══ GIVEN RECORDS

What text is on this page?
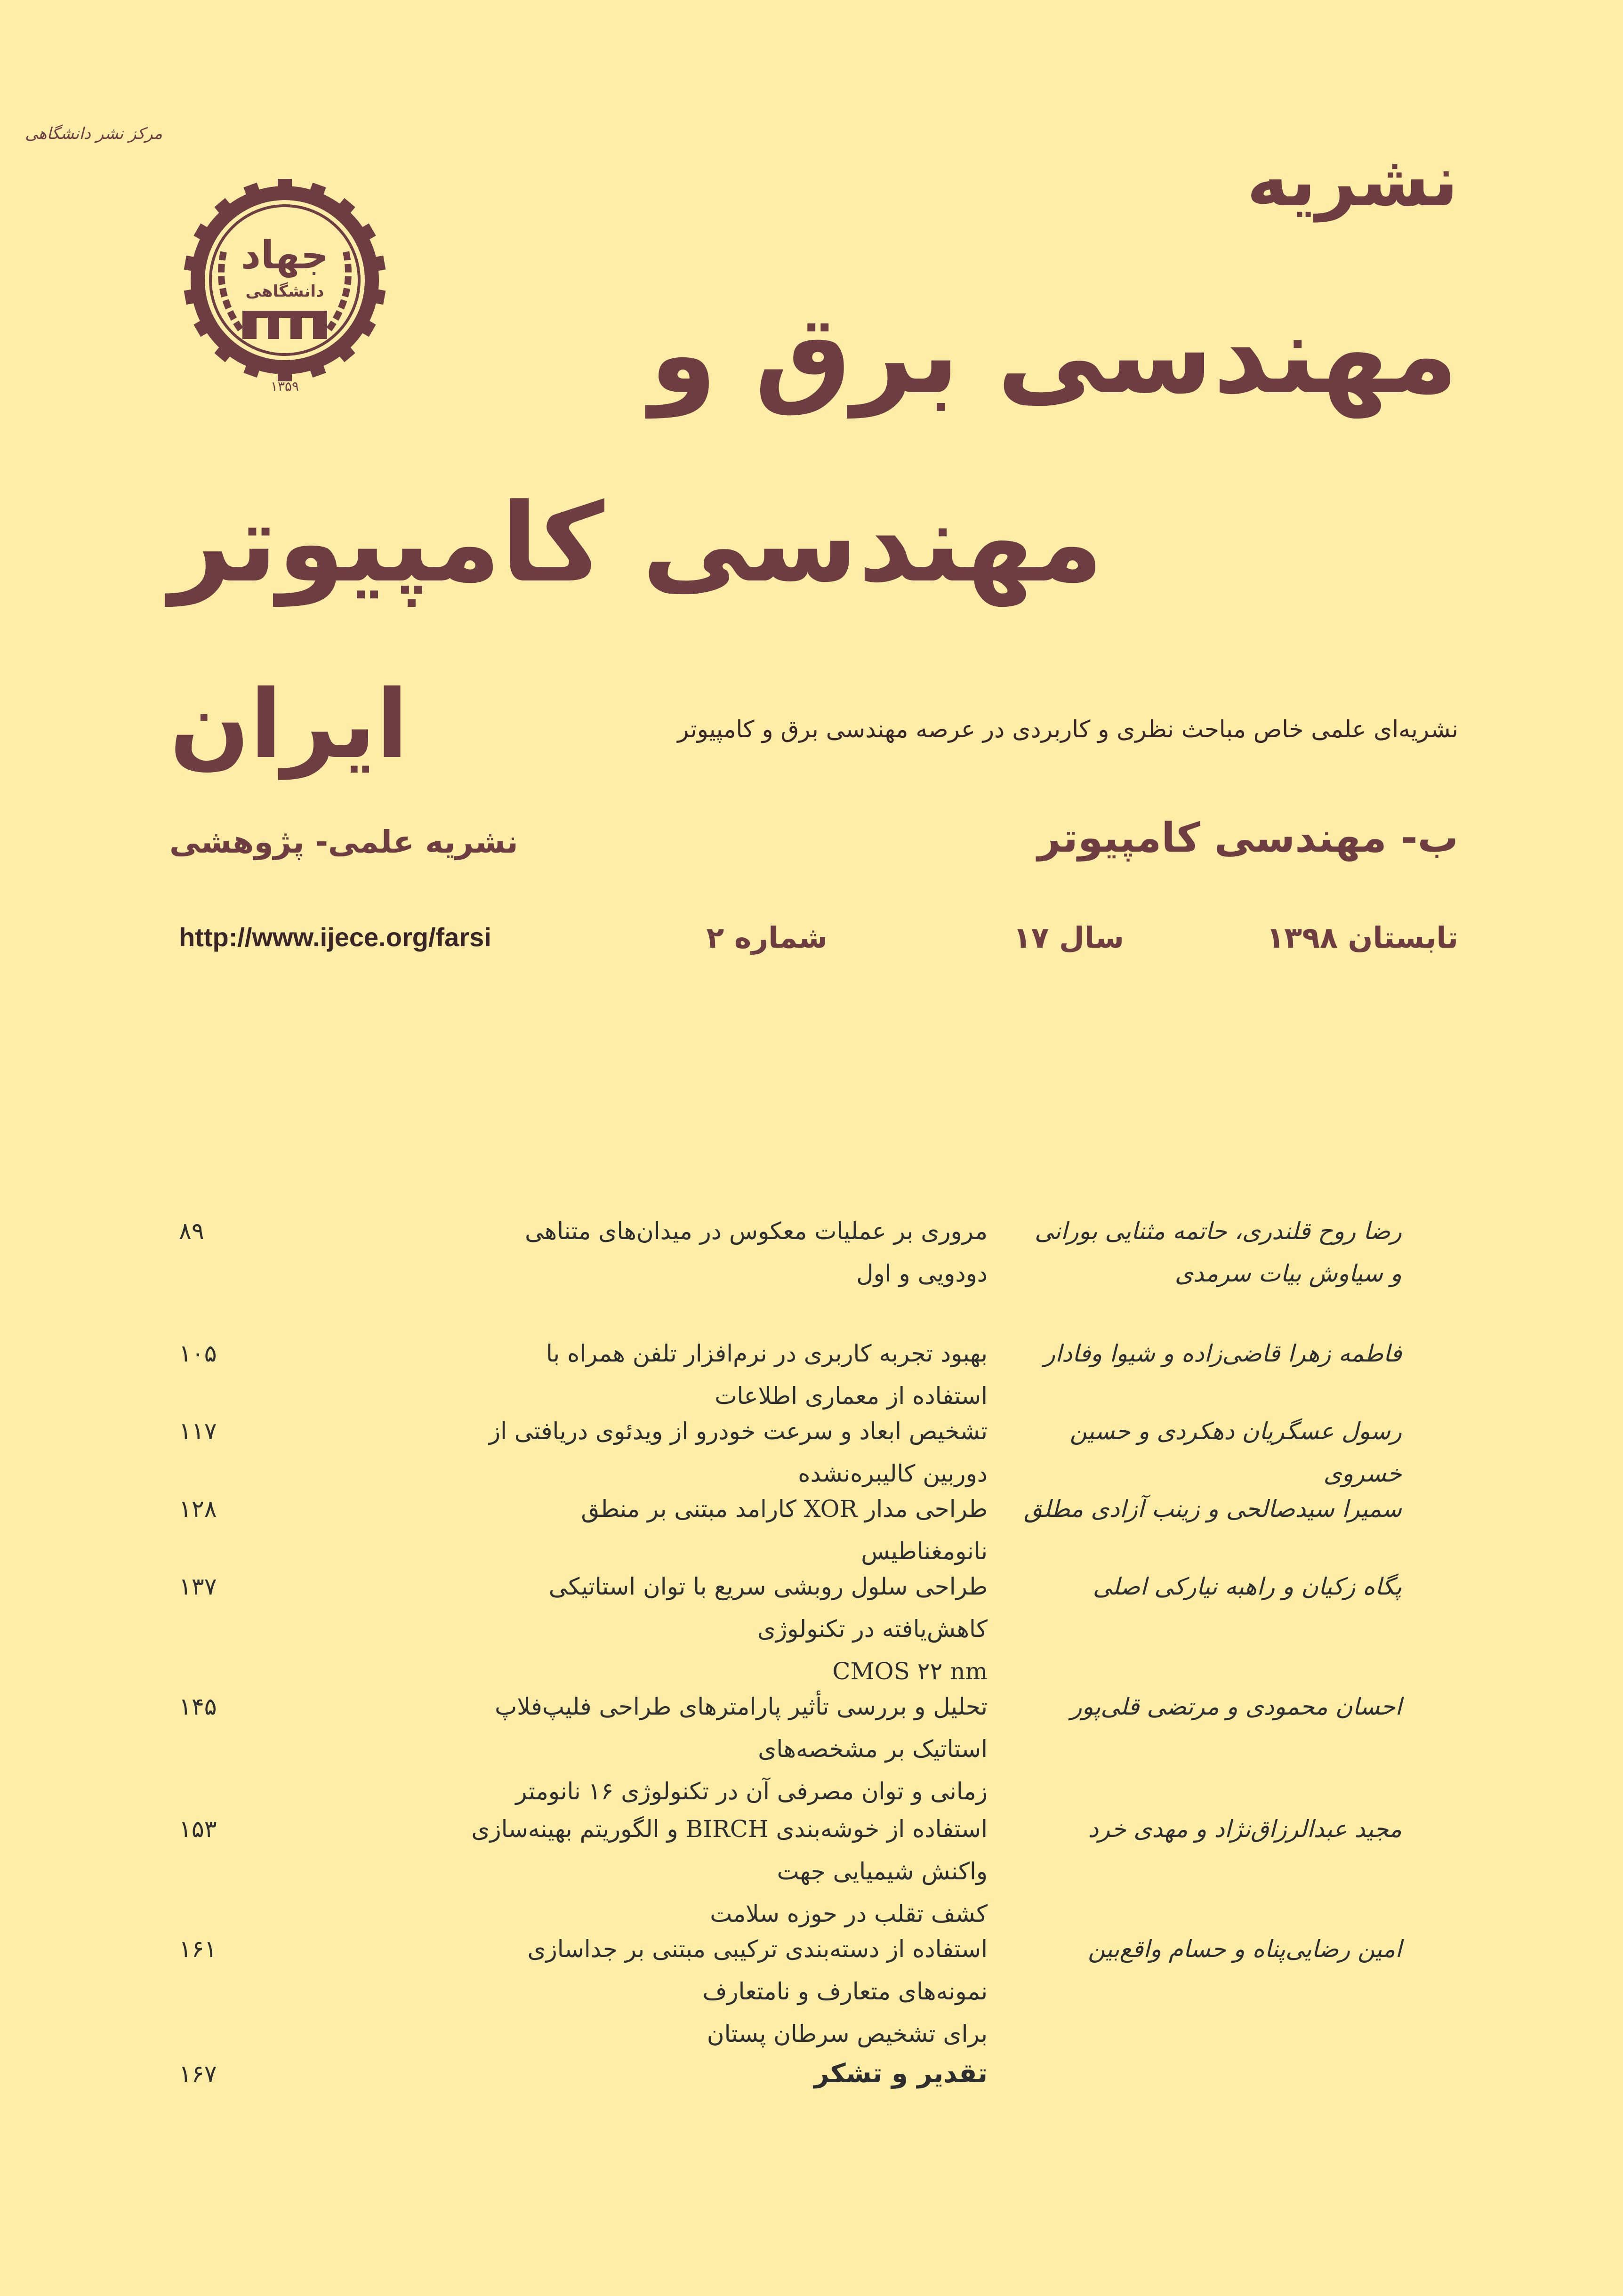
مرکز نشر دانشگاهی
جهاد
دانشگاهی
۱۳۵۹
نشریه
مهندسی برق و
مهندسی کامپیوتر
ایران	نشریه‌ای علمی خاص مباحث نظری و کاربردی در عرصه مهندسی برق و کامپیوتر
ب- مهندسی کامپیوتر
نشریه علمی- پژوهشی
تابستان ۱۳۹۸
سال ۱۷
شماره ۲
http://www.ijece.org/farsi
مروری بر عملیات معکوس در میدان‌های متناهی دودویی و اول
رضا روح قلندری، حاتمه مثنایی بورانی
و سیاوش بیات سرمدی
۸۹
بهبود تجربه کاربری در نرم‌افزار تلفن همراه با استفاده از معماری اطلاعات
فاطمه زهرا قاضی‌زاده و شیوا وفادار
۱۰۵
تشخیص ابعاد و سرعت خودرو از ویدئوی دریافتی از دوربین کالیبره‌نشده
رسول عسگریان دهکردی و حسین خسروی
۱۱۷
طراحی مدار XOR کارامد مبتنی بر منطق نانومغناطیس
سمیرا سیدصالحی و زینب آزادی مطلق
۱۲۸
طراحی سلول روبشی سریع با توان استاتیکی کاهش‌یافته در تکنولوژی
CMOS ۲۲ nm
پگاه زکیان و راهبه نیارکی اصلی
۱۳۷
تحلیل و بررسی تأثیر پارامترهای طراحی فلیپ‌فلاپ استاتیک بر مشخصه‌های
زمانی و توان مصرفی آن در تکنولوژی ۱۶ نانومتر
احسان محمودی و مرتضی قلی‌پور
۱۴۵
استفاده از خوشه‌بندی BIRCH و الگوریتم بهینه‌سازی واکنش شیمیایی جهت
کشف تقلب در حوزه سلامت
مجید عبدالرزاق‌نژاد و مهدی خرد
۱۵۳
استفاده از دسته‌بندی ترکیبی مبتنی بر جداسازی نمونه‌های متعارف و نامتعارف
برای تشخیص سرطان پستان
امین رضایی‌پناه و حسام واقع‌بین
۱۶۱
تقدیر و تشکر
۱۶۷
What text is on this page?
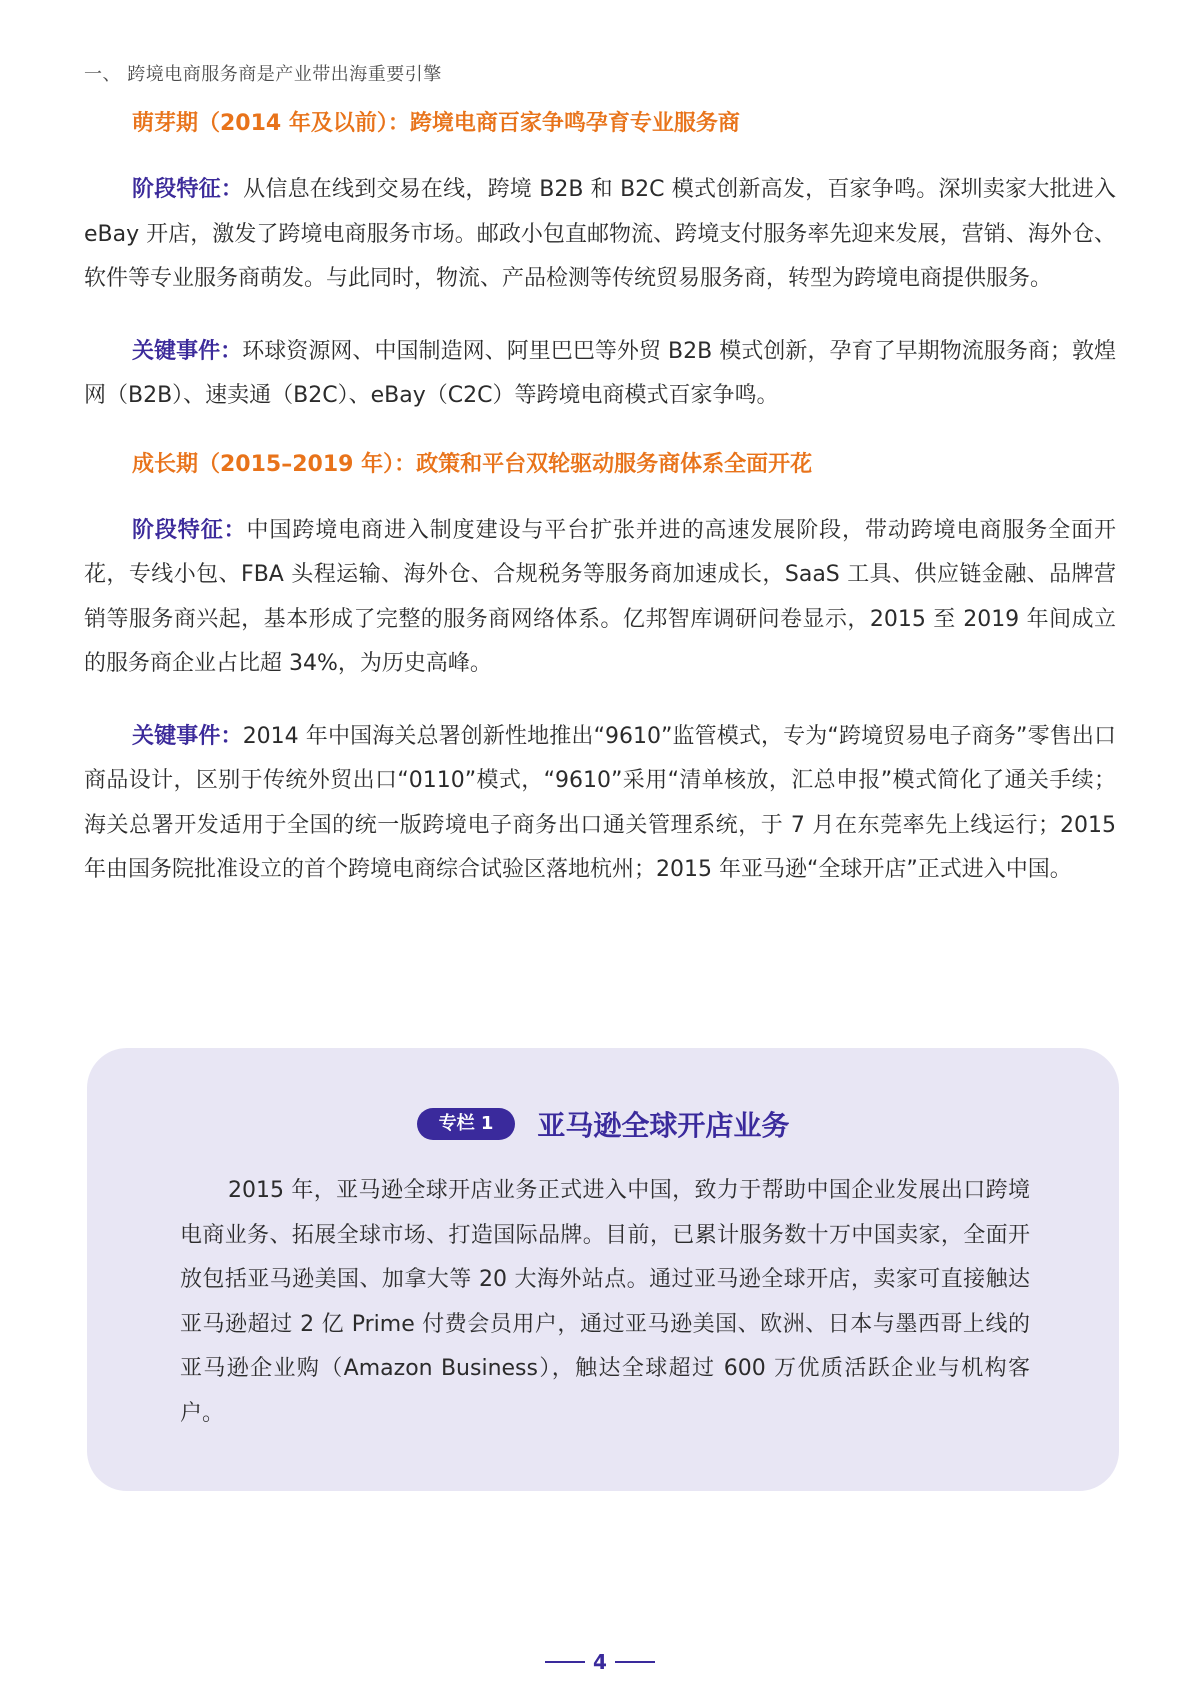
一、 跨境电商服务商是产业带出海重要引擎
萌芽期（2014 年及以前）：跨境电商百家争鸣孕育专业服务商

阶段特征：从信息在线到交易在线，跨境 B2B 和 B2C 模式创新高发，百家争鸣。深圳卖家大批进入 eBay 开店，激发了跨境电商服务市场。邮政小包直邮物流、跨境支付服务率先迎来发展，营销、海外仓、软件等专业服务商萌发。与此同时，物流、产品检测等传统贸易服务商，转型为跨境电商提供服务。

关键事件：环球资源网、中国制造网、阿里巴巴等外贸 B2B 模式创新，孕育了早期物流服务商；敦煌网（B2B）、速卖通（B2C）、eBay（C2C）等跨境电商模式百家争鸣。

成长期（2015–2019 年）：政策和平台双轮驱动服务商体系全面开花

阶段特征：中国跨境电商进入制度建设与平台扩张并进的高速发展阶段，带动跨境电商服务全面开花，专线小包、FBA 头程运输、海外仓、合规税务等服务商加速成长，SaaS 工具、供应链金融、品牌营销等服务商兴起，基本形成了完整的服务商网络体系。亿邦智库调研问卷显示，2015 至 2019 年间成立的服务商企业占比超 34%，为历史高峰。

关键事件：2014 年中国海关总署创新性地推出“9610”监管模式，专为“跨境贸易电子商务”零售出口商品设计，区别于传统外贸出口“0110”模式，“9610”采用“清单核放，汇总申报”模式简化了通关手续；海关总署开发适用于全国的统一版跨境电子商务出口通关管理系统，于 7 月在东莞率先上线运行；2015 年由国务院批准设立的首个跨境电商综合试验区落地杭州；2015 年亚马逊“全球开店”正式进入中国。

专栏 1	亚马逊全球开店业务

2015 年，亚马逊全球开店业务正式进入中国，致力于帮助中国企业发展出口跨境电商业务、拓展全球市场、打造国际品牌。目前，已累计服务数十万中国卖家，全面开放包括亚马逊美国、加拿大等 20 大海外站点。通过亚马逊全球开店，卖家可直接触达亚马逊超过 2 亿 Prime 付费会员用户，通过亚马逊美国、欧洲、日本与墨西哥上线的亚马逊企业购（Amazon Business），触达全球超过 600 万优质活跃企业与机构客户。

4
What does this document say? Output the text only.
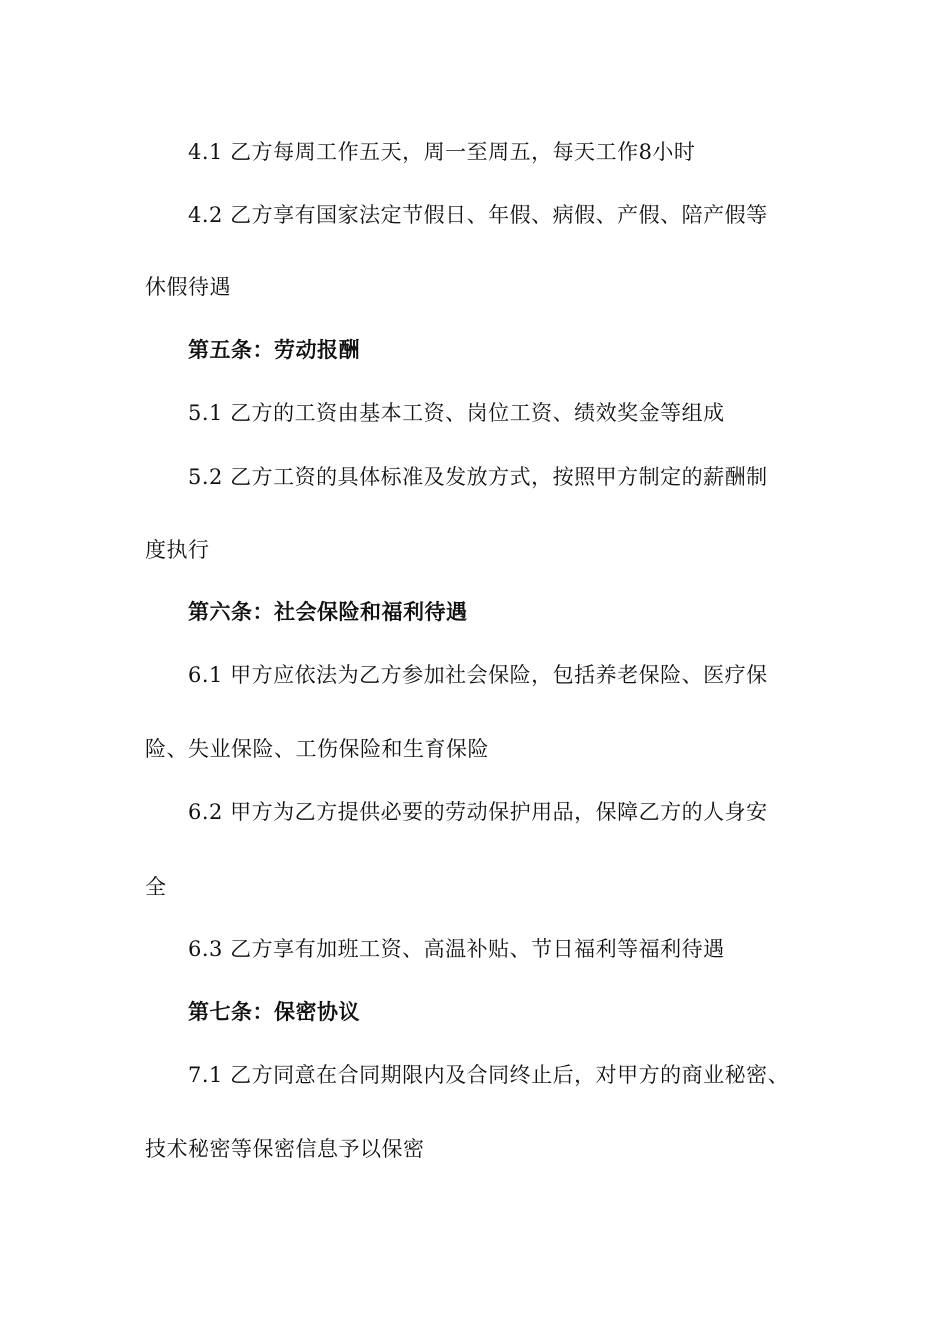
4.1 乙方每周工作五天，周一至周五，每天工作8小时
4.2 乙方享有国家法定节假日、年假、病假、产假、陪产假等
休假待遇
第五条：劳动报酬
5.1 乙方的工资由基本工资、岗位工资、绩效奖金等组成
5.2 乙方工资的具体标准及发放方式，按照甲方制定的薪酬制
度执行
第六条：社会保险和福利待遇
6.1 甲方应依法为乙方参加社会保险，包括养老保险、医疗保
险、失业保险、工伤保险和生育保险
6.2 甲方为乙方提供必要的劳动保护用品，保障乙方的人身安
全
6.3 乙方享有加班工资、高温补贴、节日福利等福利待遇
第七条：保密协议
7.1 乙方同意在合同期限内及合同终止后，对甲方的商业秘密、
技术秘密等保密信息予以保密
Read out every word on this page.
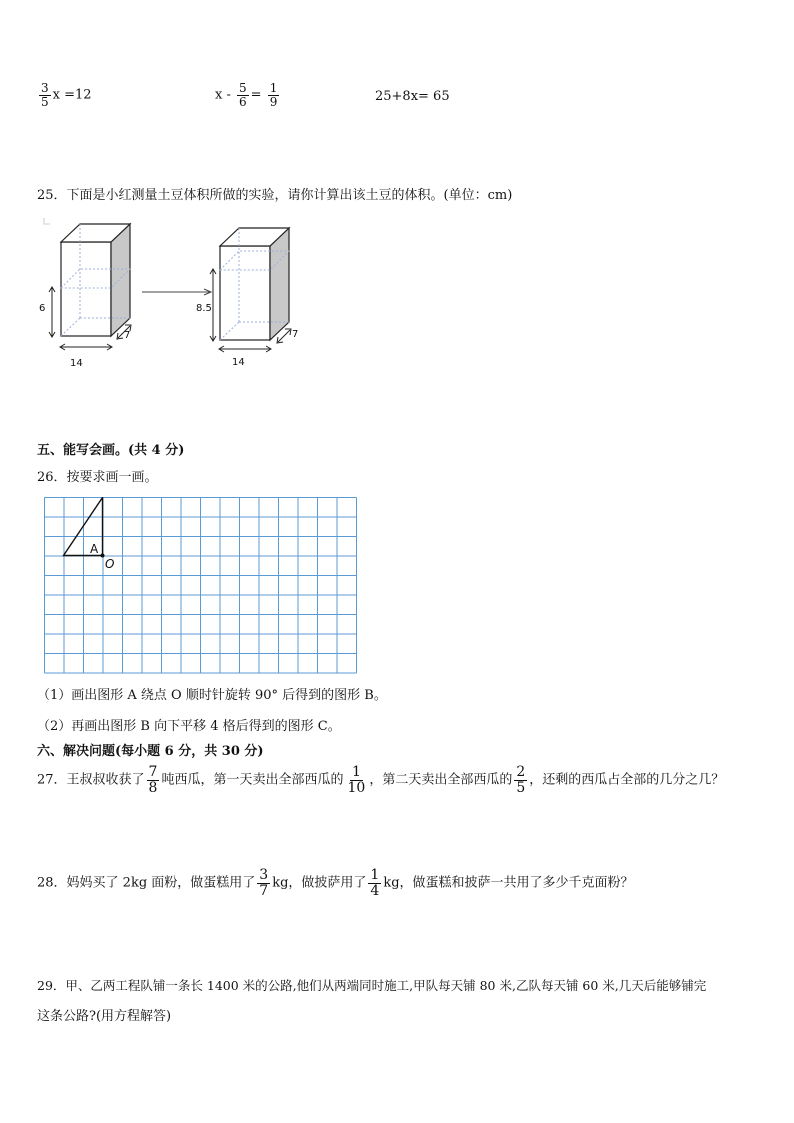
$\frac{3}{5}$ x =12	$x - \frac{5}{6} = \frac{1}{9}$	25+8x= 65
25．下面是小红测量土豆体积所做的实验，请你计算出该土豆的体积。(单位：cm)
6
14
7
8.5
14
7
五、能写会画。(共 4 分)
26．按要求画一画。
A
O
（1）画出图形 A 绕点 O 顺时针旋转 90° 后得到的图形 B。
（2）再画出图形 B 向下平移 4 格后得到的图形 C。
六、解决问题(每小题 6 分，共 30 分)
27．王叔叔收获了 $\frac{7}{8}$ 吨西瓜，第一天卖出全部西瓜的 $\frac{1}{10}$ ，第二天卖出全部西瓜的 $\frac{2}{5}$ ，还剩的西瓜占全部的几分之几？
28．妈妈买了 2kg 面粉，做蛋糕用了 $\frac{3}{7}$ kg，做披萨用了 $\frac{1}{4}$ kg，做蛋糕和披萨一共用了多少千克面粉？
29．甲、乙两工程队铺一条长 1400 米的公路,他们从两端同时施工,甲队每天铺 80 米,乙队每天铺 60 米,几天后能够铺完
这条公路?(用方程解答)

════

§ GOAL
Identify each line in the records above containing the word "کامپیوتر"; copy those lines.

§ RESULT
مهندسی کامپیوتر
ایران	نشریه‌ای علمی خاص مباحث نظری و کاربردی در عرصه مهندسی برق و کامپیوتر
ب- مهندسی کامپیوتر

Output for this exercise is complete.